WRITTEN INSTRUCTION:
The records that follow must be repeated verbatim, every one of them.

DATA EXTRACT:
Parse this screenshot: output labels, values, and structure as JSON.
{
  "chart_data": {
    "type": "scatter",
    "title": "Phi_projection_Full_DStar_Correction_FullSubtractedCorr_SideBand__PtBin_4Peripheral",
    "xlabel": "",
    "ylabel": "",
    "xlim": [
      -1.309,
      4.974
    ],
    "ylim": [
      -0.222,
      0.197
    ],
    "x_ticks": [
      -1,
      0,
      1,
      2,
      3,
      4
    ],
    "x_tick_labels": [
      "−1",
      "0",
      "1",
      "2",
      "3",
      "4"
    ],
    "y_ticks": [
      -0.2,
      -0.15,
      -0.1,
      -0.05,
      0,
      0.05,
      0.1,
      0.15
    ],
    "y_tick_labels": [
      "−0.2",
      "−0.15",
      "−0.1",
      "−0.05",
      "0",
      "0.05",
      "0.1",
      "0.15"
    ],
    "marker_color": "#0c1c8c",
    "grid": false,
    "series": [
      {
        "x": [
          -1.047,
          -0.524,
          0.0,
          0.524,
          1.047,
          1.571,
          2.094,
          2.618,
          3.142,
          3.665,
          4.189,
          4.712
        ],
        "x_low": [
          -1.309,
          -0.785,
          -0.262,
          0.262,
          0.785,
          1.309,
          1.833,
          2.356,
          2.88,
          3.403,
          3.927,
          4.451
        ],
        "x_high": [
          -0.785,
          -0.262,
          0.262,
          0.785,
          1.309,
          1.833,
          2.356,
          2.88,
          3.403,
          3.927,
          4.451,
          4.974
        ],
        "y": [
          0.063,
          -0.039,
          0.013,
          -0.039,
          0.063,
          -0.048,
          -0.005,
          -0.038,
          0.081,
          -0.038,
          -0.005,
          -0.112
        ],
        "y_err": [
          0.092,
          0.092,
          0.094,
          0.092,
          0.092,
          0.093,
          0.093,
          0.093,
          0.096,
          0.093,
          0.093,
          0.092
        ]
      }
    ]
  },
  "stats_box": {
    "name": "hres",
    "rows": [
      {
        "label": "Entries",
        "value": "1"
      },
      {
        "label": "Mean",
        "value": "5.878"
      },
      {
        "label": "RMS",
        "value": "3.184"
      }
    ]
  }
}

REPLY TO THE EXERCISE:
Parse this screenshot: output labels, values, and structure as JSON.
{
  "chart_data": {
    "type": "scatter",
    "title": "Phi_projection_Full_DStar_Correction_FullSubtractedCorr_SideBand__PtBin_4Peripheral",
    "xlabel": "",
    "ylabel": "",
    "xlim": [
      -1.309,
      4.974
    ],
    "ylim": [
      -0.222,
      0.197
    ],
    "x_ticks": [
      -1,
      0,
      1,
      2,
      3,
      4
    ],
    "x_tick_labels": [
      "−1",
      "0",
      "1",
      "2",
      "3",
      "4"
    ],
    "y_ticks": [
      -0.2,
      -0.15,
      -0.1,
      -0.05,
      0,
      0.05,
      0.1,
      0.15
    ],
    "y_tick_labels": [
      "−0.2",
      "−0.15",
      "−0.1",
      "−0.05",
      "0",
      "0.05",
      "0.1",
      "0.15"
    ],
    "marker_color": "#0c1c8c",
    "grid": false,
    "series": [
      {
        "x": [
          -1.047,
          -0.524,
          0.0,
          0.524,
          1.047,
          1.571,
          2.094,
          2.618,
          3.142,
          3.665,
          4.189,
          4.712
        ],
        "x_low": [
          -1.309,
          -0.785,
          -0.262,
          0.262,
          0.785,
          1.309,
          1.833,
          2.356,
          2.88,
          3.403,
          3.927,
          4.451
        ],
        "x_high": [
          -0.785,
          -0.262,
          0.262,
          0.785,
          1.309,
          1.833,
          2.356,
          2.88,
          3.403,
          3.927,
          4.451,
          4.974
        ],
        "y": [
          0.063,
          -0.039,
          0.013,
          -0.039,
          0.063,
          -0.048,
          -0.005,
          -0.038,
          0.081,
          -0.038,
          -0.005,
          -0.112
        ],
        "y_err": [
          0.092,
          0.092,
          0.094,
          0.092,
          0.092,
          0.093,
          0.093,
          0.093,
          0.096,
          0.093,
          0.093,
          0.092
        ]
      }
    ]
  },
  "stats_box": {
    "name": "hres",
    "rows": [
      {
        "label": "Entries",
        "value": "1"
      },
      {
        "label": "Mean",
        "value": "5.878"
      },
      {
        "label": "RMS",
        "value": "3.184"
      }
    ]
  }
}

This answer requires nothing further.